> **Try it**
Pick every line from the data that holds the word "individual".

Records to use Start Marker

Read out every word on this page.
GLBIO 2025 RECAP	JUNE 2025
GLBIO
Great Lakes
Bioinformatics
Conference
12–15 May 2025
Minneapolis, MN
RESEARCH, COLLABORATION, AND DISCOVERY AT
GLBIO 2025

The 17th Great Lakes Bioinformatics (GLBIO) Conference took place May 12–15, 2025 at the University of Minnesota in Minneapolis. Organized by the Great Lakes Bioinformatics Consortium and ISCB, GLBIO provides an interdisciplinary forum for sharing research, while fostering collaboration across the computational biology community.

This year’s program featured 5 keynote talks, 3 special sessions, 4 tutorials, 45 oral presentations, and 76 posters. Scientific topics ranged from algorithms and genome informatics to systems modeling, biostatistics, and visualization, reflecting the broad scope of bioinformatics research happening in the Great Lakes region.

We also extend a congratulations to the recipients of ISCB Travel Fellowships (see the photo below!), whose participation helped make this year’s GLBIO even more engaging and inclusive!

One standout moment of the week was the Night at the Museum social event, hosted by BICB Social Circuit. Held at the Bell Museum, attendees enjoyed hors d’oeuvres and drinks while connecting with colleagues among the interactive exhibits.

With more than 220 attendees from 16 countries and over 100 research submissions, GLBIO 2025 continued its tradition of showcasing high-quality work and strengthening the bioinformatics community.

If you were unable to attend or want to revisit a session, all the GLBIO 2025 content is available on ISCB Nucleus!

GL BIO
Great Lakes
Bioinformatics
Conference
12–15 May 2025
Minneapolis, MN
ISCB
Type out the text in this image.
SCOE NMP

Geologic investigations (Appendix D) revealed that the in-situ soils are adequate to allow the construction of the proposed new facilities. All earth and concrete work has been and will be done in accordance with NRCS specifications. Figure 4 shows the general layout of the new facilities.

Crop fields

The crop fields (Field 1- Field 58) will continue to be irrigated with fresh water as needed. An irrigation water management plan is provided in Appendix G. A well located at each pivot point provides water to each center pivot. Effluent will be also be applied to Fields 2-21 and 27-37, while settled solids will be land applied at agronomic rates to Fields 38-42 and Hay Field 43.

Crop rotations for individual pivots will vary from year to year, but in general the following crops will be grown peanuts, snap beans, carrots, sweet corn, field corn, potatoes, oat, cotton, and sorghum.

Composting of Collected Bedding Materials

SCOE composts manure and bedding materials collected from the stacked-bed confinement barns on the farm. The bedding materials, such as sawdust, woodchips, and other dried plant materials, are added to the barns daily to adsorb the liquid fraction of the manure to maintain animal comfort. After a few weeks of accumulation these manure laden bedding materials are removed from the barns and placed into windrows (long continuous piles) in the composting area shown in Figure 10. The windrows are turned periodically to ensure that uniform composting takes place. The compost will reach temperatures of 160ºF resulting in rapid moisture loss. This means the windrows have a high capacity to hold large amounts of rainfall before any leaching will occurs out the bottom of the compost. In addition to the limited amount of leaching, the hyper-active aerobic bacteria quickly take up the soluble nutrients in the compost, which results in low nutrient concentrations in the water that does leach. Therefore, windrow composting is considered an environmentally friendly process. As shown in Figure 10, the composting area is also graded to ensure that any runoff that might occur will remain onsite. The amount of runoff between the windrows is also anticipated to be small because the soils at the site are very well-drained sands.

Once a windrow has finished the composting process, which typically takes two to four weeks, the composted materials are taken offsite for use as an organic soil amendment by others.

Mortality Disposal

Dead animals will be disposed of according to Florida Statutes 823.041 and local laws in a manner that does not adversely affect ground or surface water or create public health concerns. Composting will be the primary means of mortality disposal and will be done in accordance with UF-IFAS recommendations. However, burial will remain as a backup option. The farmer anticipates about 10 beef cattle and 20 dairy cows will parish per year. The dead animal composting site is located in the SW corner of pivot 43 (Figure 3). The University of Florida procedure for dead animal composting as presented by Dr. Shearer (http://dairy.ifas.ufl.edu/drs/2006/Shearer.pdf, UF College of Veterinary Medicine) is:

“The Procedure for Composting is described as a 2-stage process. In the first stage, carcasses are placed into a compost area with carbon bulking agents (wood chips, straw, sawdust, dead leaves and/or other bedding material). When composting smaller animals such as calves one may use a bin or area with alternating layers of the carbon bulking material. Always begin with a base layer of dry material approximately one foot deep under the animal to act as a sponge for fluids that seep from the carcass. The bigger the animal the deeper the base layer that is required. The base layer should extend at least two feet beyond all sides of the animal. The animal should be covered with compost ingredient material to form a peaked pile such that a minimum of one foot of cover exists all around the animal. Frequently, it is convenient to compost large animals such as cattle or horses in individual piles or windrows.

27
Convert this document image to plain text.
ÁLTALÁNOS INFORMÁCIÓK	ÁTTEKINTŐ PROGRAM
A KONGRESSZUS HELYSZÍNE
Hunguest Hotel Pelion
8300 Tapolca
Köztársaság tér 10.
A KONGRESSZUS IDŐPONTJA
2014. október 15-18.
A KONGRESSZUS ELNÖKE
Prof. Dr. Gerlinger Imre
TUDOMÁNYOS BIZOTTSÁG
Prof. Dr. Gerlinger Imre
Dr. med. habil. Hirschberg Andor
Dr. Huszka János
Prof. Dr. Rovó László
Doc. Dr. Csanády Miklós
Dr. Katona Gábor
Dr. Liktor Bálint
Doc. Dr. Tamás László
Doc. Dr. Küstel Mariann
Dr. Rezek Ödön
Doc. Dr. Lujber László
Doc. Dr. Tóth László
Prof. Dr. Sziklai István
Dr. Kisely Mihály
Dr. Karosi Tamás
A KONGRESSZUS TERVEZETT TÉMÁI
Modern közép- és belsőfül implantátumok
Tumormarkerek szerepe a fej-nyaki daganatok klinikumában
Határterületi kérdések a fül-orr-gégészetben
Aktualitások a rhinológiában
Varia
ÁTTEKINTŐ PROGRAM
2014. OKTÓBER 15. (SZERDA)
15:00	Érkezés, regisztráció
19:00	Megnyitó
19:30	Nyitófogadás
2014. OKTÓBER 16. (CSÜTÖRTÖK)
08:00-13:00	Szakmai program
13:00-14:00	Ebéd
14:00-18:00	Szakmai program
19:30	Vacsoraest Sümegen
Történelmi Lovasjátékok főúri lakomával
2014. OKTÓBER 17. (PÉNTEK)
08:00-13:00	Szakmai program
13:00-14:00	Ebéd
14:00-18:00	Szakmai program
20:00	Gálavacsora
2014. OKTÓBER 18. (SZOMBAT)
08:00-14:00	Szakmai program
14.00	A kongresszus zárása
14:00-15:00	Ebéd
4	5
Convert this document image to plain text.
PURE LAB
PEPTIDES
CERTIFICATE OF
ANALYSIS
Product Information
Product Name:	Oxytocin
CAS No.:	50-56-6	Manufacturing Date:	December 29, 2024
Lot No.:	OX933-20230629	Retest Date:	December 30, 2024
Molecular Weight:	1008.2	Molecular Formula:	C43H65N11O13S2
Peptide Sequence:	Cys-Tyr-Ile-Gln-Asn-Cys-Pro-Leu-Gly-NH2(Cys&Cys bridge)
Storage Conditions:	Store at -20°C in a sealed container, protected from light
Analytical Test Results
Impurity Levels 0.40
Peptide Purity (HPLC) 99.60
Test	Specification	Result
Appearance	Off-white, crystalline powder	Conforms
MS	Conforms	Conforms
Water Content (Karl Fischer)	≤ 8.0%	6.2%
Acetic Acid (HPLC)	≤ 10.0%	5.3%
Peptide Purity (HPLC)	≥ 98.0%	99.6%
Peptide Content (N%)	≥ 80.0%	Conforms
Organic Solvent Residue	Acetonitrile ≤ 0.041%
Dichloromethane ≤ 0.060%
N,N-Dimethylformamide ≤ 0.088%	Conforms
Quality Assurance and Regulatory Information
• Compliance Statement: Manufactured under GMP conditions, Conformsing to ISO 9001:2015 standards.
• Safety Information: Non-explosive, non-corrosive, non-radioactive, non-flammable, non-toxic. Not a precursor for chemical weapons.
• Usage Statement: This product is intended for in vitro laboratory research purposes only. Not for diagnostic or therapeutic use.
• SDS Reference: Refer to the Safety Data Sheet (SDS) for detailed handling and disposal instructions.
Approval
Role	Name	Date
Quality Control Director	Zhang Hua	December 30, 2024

Records to use End Marker

> **Written answer**
Crop rotations for individual pivots will vary from year to year, but in general the following crops will be grown peanuts, snap beans, carrots, sweet corn, field corn, potatoes, oat, cotton, and sorghum.
“The Procedure for Composting is described as a 2-stage process. In the first stage, carcasses are placed into a compost area with carbon bulking agents (wood chips, straw, sawdust, dead leaves and/or other bedding material). When composting smaller animals such as calves one may use a bin or area with alternating layers of the carbon bulking material. Always begin with a base layer of dry material approximately one foot deep under the animal to act as a sponge for fluids that seep from the carcass. The bigger the animal the deeper the base layer that is required. The base layer should extend at least two feet beyond all sides of the animal. The animal should be covered with compost ingredient material to form a peaked pile such that a minimum of one foot of cover exists all around the animal. Frequently, it is convenient to compost large animals such as cattle or horses in individual piles or windrows.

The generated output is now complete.